begin

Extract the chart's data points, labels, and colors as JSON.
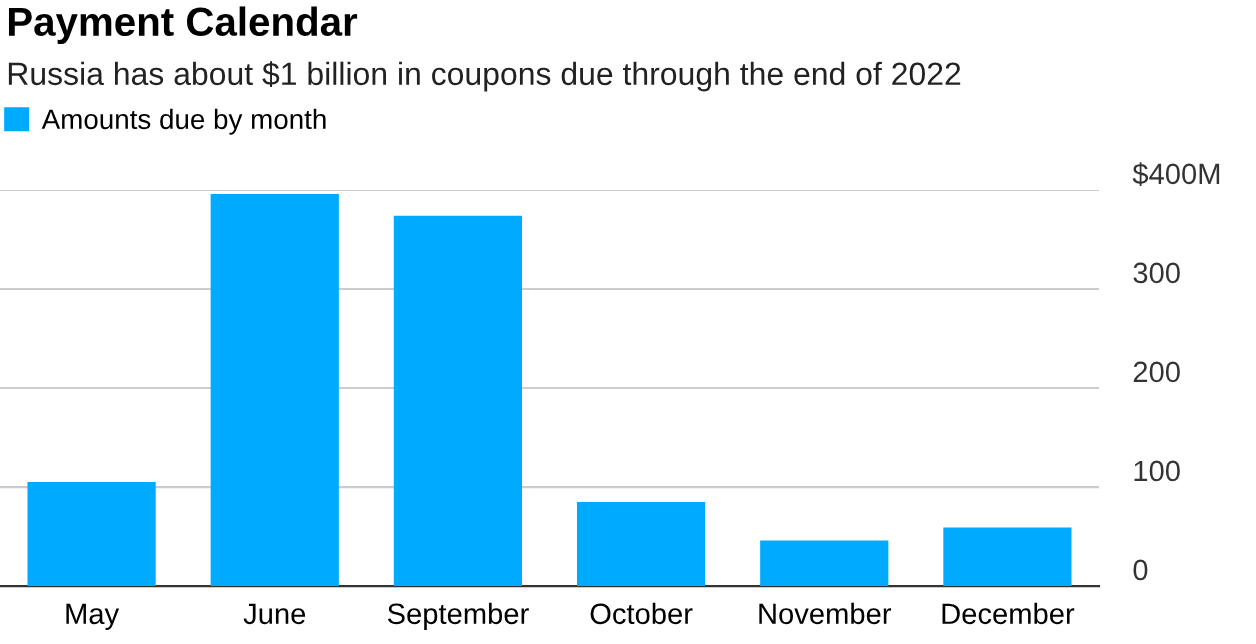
{
  "chart_data": {
    "type": "bar",
    "title": "Payment Calendar",
    "subtitle": "Russia has about $1 billion in coupons due through the end of 2022",
    "categories": [
      "May",
      "June",
      "September",
      "October",
      "November",
      "December"
    ],
    "series": [
      {
        "name": "Amounts due by month",
        "color": "#00aaff",
        "values": [
          105,
          396,
          374,
          85,
          46,
          59
        ]
      }
    ],
    "ylim": [
      0,
      400
    ],
    "yticks": [
      0,
      100,
      200,
      300,
      {
        "value": 400,
        "label": "$400M"
      }
    ],
    "grid": "y",
    "legend": "top left"
  }
}
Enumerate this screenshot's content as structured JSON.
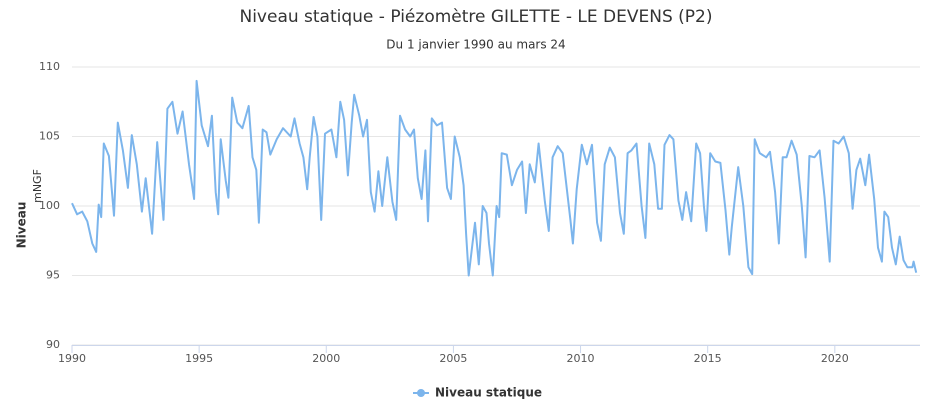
{
  "chart_data": {
    "type": "line",
    "title": "Niveau statique - Piézomètre GILETTE - LE DEVENS (P2)",
    "subtitle": "Du 1 janvier 1990 au mars 24",
    "y_label": "Niveau",
    "y_unit": "mNGF",
    "xlim": [
      1990,
      2023.35
    ],
    "xticks": [
      1990,
      1995,
      2000,
      2005,
      2010,
      2015,
      2020
    ],
    "ylim": [
      90,
      110
    ],
    "yticks": [
      90,
      95,
      100,
      105,
      110
    ],
    "grid": true,
    "legend": "bottom",
    "x": [
      1990.0,
      1990.2,
      1990.4,
      1990.6,
      1990.8,
      1990.95,
      1991.05,
      1991.15,
      1991.25,
      1991.45,
      1991.65,
      1991.8,
      1992.0,
      1992.2,
      1992.35,
      1992.55,
      1992.75,
      1992.9,
      1993.15,
      1993.35,
      1993.6,
      1993.75,
      1993.95,
      1994.15,
      1994.35,
      1994.6,
      1994.8,
      1994.9,
      1995.1,
      1995.35,
      1995.5,
      1995.65,
      1995.75,
      1995.85,
      1996.05,
      1996.15,
      1996.3,
      1996.5,
      1996.7,
      1996.95,
      1997.1,
      1997.25,
      1997.35,
      1997.5,
      1997.65,
      1997.8,
      1998.05,
      1998.3,
      1998.6,
      1998.75,
      1998.95,
      1999.1,
      1999.25,
      1999.35,
      1999.5,
      1999.65,
      1999.8,
      1999.95,
      2000.2,
      2000.4,
      2000.55,
      2000.7,
      2000.85,
      2001.0,
      2001.1,
      2001.3,
      2001.45,
      2001.6,
      2001.75,
      2001.9,
      2002.05,
      2002.2,
      2002.4,
      2002.6,
      2002.75,
      2002.9,
      2003.1,
      2003.3,
      2003.45,
      2003.6,
      2003.75,
      2003.9,
      2004.0,
      2004.15,
      2004.35,
      2004.55,
      2004.75,
      2004.9,
      2005.05,
      2005.25,
      2005.4,
      2005.5,
      2005.6,
      2005.75,
      2005.85,
      2006.0,
      2006.15,
      2006.3,
      2006.4,
      2006.55,
      2006.7,
      2006.8,
      2006.9,
      2007.1,
      2007.3,
      2007.5,
      2007.7,
      2007.85,
      2008.0,
      2008.2,
      2008.35,
      2008.6,
      2008.75,
      2008.9,
      2009.1,
      2009.3,
      2009.6,
      2009.7,
      2009.85,
      2010.05,
      2010.25,
      2010.45,
      2010.65,
      2010.8,
      2010.95,
      2011.15,
      2011.35,
      2011.55,
      2011.7,
      2011.85,
      2012.0,
      2012.2,
      2012.4,
      2012.55,
      2012.7,
      2012.9,
      2013.05,
      2013.2,
      2013.3,
      2013.5,
      2013.65,
      2013.85,
      2014.0,
      2014.15,
      2014.35,
      2014.55,
      2014.7,
      2014.85,
      2014.95,
      2015.1,
      2015.3,
      2015.5,
      2015.7,
      2015.85,
      2015.95,
      2016.2,
      2016.4,
      2016.6,
      2016.75,
      2016.85,
      2017.05,
      2017.3,
      2017.45,
      2017.65,
      2017.8,
      2017.95,
      2018.1,
      2018.3,
      2018.5,
      2018.7,
      2018.85,
      2019.0,
      2019.2,
      2019.4,
      2019.6,
      2019.8,
      2019.95,
      2020.15,
      2020.35,
      2020.55,
      2020.7,
      2020.85,
      2021.0,
      2021.2,
      2021.35,
      2021.55,
      2021.7,
      2021.85,
      2021.95,
      2022.1,
      2022.25,
      2022.4,
      2022.55,
      2022.7,
      2022.85,
      2023.05,
      2023.1,
      2023.2
    ],
    "series": [
      {
        "name": "Niveau statique",
        "color": "#7cb5ec",
        "values": [
          100.2,
          99.4,
          99.6,
          98.9,
          97.3,
          96.7,
          100.1,
          99.2,
          104.5,
          103.6,
          99.3,
          106.0,
          104.0,
          101.3,
          105.1,
          103.0,
          99.6,
          102.0,
          98.0,
          104.6,
          99.0,
          107.0,
          107.5,
          105.2,
          106.8,
          103.0,
          100.5,
          109.0,
          105.8,
          104.3,
          106.5,
          101.0,
          99.4,
          104.8,
          101.8,
          100.6,
          107.8,
          106.0,
          105.6,
          107.2,
          103.5,
          102.6,
          98.8,
          105.5,
          105.3,
          103.7,
          104.8,
          105.6,
          105.0,
          106.3,
          104.5,
          103.5,
          101.2,
          103.5,
          106.4,
          105.0,
          99.0,
          105.2,
          105.5,
          103.5,
          107.5,
          106.2,
          102.2,
          106.0,
          108.0,
          106.5,
          105.0,
          106.2,
          101.0,
          99.6,
          102.5,
          100.0,
          103.5,
          100.3,
          99.0,
          106.5,
          105.5,
          105.0,
          105.5,
          102.0,
          100.5,
          104.0,
          98.9,
          106.3,
          105.8,
          106.0,
          101.3,
          100.5,
          105.0,
          103.5,
          101.5,
          98.0,
          95.0,
          97.3,
          98.8,
          95.8,
          100.0,
          99.5,
          97.3,
          95.0,
          100.0,
          99.2,
          103.8,
          103.7,
          101.5,
          102.6,
          103.2,
          99.5,
          103.0,
          101.7,
          104.5,
          100.3,
          98.2,
          103.5,
          104.3,
          103.8,
          99.0,
          97.3,
          101.2,
          104.4,
          103.0,
          104.4,
          98.8,
          97.5,
          103.0,
          104.2,
          103.5,
          99.5,
          98.0,
          103.8,
          104.0,
          104.5,
          100.0,
          97.7,
          104.5,
          103.0,
          99.8,
          99.8,
          104.4,
          105.1,
          104.8,
          100.4,
          99.0,
          101.0,
          98.9,
          104.5,
          103.8,
          100.0,
          98.2,
          103.8,
          103.2,
          103.1,
          99.7,
          96.5,
          98.5,
          102.8,
          100.0,
          95.6,
          95.1,
          104.8,
          103.8,
          103.5,
          103.9,
          101.0,
          97.3,
          103.5,
          103.5,
          104.7,
          103.7,
          100.0,
          96.3,
          103.6,
          103.5,
          104.0,
          100.6,
          96.0,
          104.7,
          104.5,
          105.0,
          103.8,
          99.8,
          102.6,
          103.4,
          101.5,
          103.7,
          100.5,
          97.0,
          96.0,
          99.6,
          99.2,
          97.0,
          95.8,
          97.8,
          96.1,
          95.6,
          95.6,
          96.0,
          95.2
        ]
      }
    ]
  }
}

end

Problem statement >> Please transcribe the material above exactly as written. Leave the pictures out.

Correct response >>
Extract the chart's data points, labels, and colors as JSON.
{
  "chart_data": {
    "type": "bar",
    "title": "Payment Calendar",
    "subtitle": "Russia has about $1 billion in coupons due through the end of 2022",
    "categories": [
      "May",
      "June",
      "September",
      "October",
      "November",
      "December"
    ],
    "series": [
      {
        "name": "Amounts due by month",
        "color": "#00aaff",
        "values": [
          105,
          396,
          374,
          85,
          46,
          59
        ]
      }
    ],
    "ylim": [
      0,
      400
    ],
    "yticks": [
      0,
      100,
      200,
      300,
      {
        "value": 400,
        "label": "$400M"
      }
    ],
    "grid": "y",
    "legend": "top left"
  }
}
Enumerate this screenshot's content as structured JSON.
{
  "chart_data": {
    "type": "line",
    "title": "Niveau statique - Piézomètre GILETTE - LE DEVENS (P2)",
    "subtitle": "Du 1 janvier 1990 au mars 24",
    "y_label": "Niveau",
    "y_unit": "mNGF",
    "xlim": [
      1990,
      2023.35
    ],
    "xticks": [
      1990,
      1995,
      2000,
      2005,
      2010,
      2015,
      2020
    ],
    "ylim": [
      90,
      110
    ],
    "yticks": [
      90,
      95,
      100,
      105,
      110
    ],
    "grid": true,
    "legend": "bottom",
    "x": [
      1990.0,
      1990.2,
      1990.4,
      1990.6,
      1990.8,
      1990.95,
      1991.05,
      1991.15,
      1991.25,
      1991.45,
      1991.65,
      1991.8,
      1992.0,
      1992.2,
      1992.35,
      1992.55,
      1992.75,
      1992.9,
      1993.15,
      1993.35,
      1993.6,
      1993.75,
      1993.95,
      1994.15,
      1994.35,
      1994.6,
      1994.8,
      1994.9,
      1995.1,
      1995.35,
      1995.5,
      1995.65,
      1995.75,
      1995.85,
      1996.05,
      1996.15,
      1996.3,
      1996.5,
      1996.7,
      1996.95,
      1997.1,
      1997.25,
      1997.35,
      1997.5,
      1997.65,
      1997.8,
      1998.05,
      1998.3,
      1998.6,
      1998.75,
      1998.95,
      1999.1,
      1999.25,
      1999.35,
      1999.5,
      1999.65,
      1999.8,
      1999.95,
      2000.2,
      2000.4,
      2000.55,
      2000.7,
      2000.85,
      2001.0,
      2001.1,
      2001.3,
      2001.45,
      2001.6,
      2001.75,
      2001.9,
      2002.05,
      2002.2,
      2002.4,
      2002.6,
      2002.75,
      2002.9,
      2003.1,
      2003.3,
      2003.45,
      2003.6,
      2003.75,
      2003.9,
      2004.0,
      2004.15,
      2004.35,
      2004.55,
      2004.75,
      2004.9,
      2005.05,
      2005.25,
      2005.4,
      2005.5,
      2005.6,
      2005.75,
      2005.85,
      2006.0,
      2006.15,
      2006.3,
      2006.4,
      2006.55,
      2006.7,
      2006.8,
      2006.9,
      2007.1,
      2007.3,
      2007.5,
      2007.7,
      2007.85,
      2008.0,
      2008.2,
      2008.35,
      2008.6,
      2008.75,
      2008.9,
      2009.1,
      2009.3,
      2009.6,
      2009.7,
      2009.85,
      2010.05,
      2010.25,
      2010.45,
      2010.65,
      2010.8,
      2010.95,
      2011.15,
      2011.35,
      2011.55,
      2011.7,
      2011.85,
      2012.0,
      2012.2,
      2012.4,
      2012.55,
      2012.7,
      2012.9,
      2013.05,
      2013.2,
      2013.3,
      2013.5,
      2013.65,
      2013.85,
      2014.0,
      2014.15,
      2014.35,
      2014.55,
      2014.7,
      2014.85,
      2014.95,
      2015.1,
      2015.3,
      2015.5,
      2015.7,
      2015.85,
      2015.95,
      2016.2,
      2016.4,
      2016.6,
      2016.75,
      2016.85,
      2017.05,
      2017.3,
      2017.45,
      2017.65,
      2017.8,
      2017.95,
      2018.1,
      2018.3,
      2018.5,
      2018.7,
      2018.85,
      2019.0,
      2019.2,
      2019.4,
      2019.6,
      2019.8,
      2019.95,
      2020.15,
      2020.35,
      2020.55,
      2020.7,
      2020.85,
      2021.0,
      2021.2,
      2021.35,
      2021.55,
      2021.7,
      2021.85,
      2021.95,
      2022.1,
      2022.25,
      2022.4,
      2022.55,
      2022.7,
      2022.85,
      2023.05,
      2023.1,
      2023.2
    ],
    "series": [
      {
        "name": "Niveau statique",
        "color": "#7cb5ec",
        "values": [
          100.2,
          99.4,
          99.6,
          98.9,
          97.3,
          96.7,
          100.1,
          99.2,
          104.5,
          103.6,
          99.3,
          106.0,
          104.0,
          101.3,
          105.1,
          103.0,
          99.6,
          102.0,
          98.0,
          104.6,
          99.0,
          107.0,
          107.5,
          105.2,
          106.8,
          103.0,
          100.5,
          109.0,
          105.8,
          104.3,
          106.5,
          101.0,
          99.4,
          104.8,
          101.8,
          100.6,
          107.8,
          106.0,
          105.6,
          107.2,
          103.5,
          102.6,
          98.8,
          105.5,
          105.3,
          103.7,
          104.8,
          105.6,
          105.0,
          106.3,
          104.5,
          103.5,
          101.2,
          103.5,
          106.4,
          105.0,
          99.0,
          105.2,
          105.5,
          103.5,
          107.5,
          106.2,
          102.2,
          106.0,
          108.0,
          106.5,
          105.0,
          106.2,
          101.0,
          99.6,
          102.5,
          100.0,
          103.5,
          100.3,
          99.0,
          106.5,
          105.5,
          105.0,
          105.5,
          102.0,
          100.5,
          104.0,
          98.9,
          106.3,
          105.8,
          106.0,
          101.3,
          100.5,
          105.0,
          103.5,
          101.5,
          98.0,
          95.0,
          97.3,
          98.8,
          95.8,
          100.0,
          99.5,
          97.3,
          95.0,
          100.0,
          99.2,
          103.8,
          103.7,
          101.5,
          102.6,
          103.2,
          99.5,
          103.0,
          101.7,
          104.5,
          100.3,
          98.2,
          103.5,
          104.3,
          103.8,
          99.0,
          97.3,
          101.2,
          104.4,
          103.0,
          104.4,
          98.8,
          97.5,
          103.0,
          104.2,
          103.5,
          99.5,
          98.0,
          103.8,
          104.0,
          104.5,
          100.0,
          97.7,
          104.5,
          103.0,
          99.8,
          99.8,
          104.4,
          105.1,
          104.8,
          100.4,
          99.0,
          101.0,
          98.9,
          104.5,
          103.8,
          100.0,
          98.2,
          103.8,
          103.2,
          103.1,
          99.7,
          96.5,
          98.5,
          102.8,
          100.0,
          95.6,
          95.1,
          104.8,
          103.8,
          103.5,
          103.9,
          101.0,
          97.3,
          103.5,
          103.5,
          104.7,
          103.7,
          100.0,
          96.3,
          103.6,
          103.5,
          104.0,
          100.6,
          96.0,
          104.7,
          104.5,
          105.0,
          103.8,
          99.8,
          102.6,
          103.4,
          101.5,
          103.7,
          100.5,
          97.0,
          96.0,
          99.6,
          99.2,
          97.0,
          95.8,
          97.8,
          96.1,
          95.6,
          95.6,
          96.0,
          95.2
        ]
      }
    ]
  }
}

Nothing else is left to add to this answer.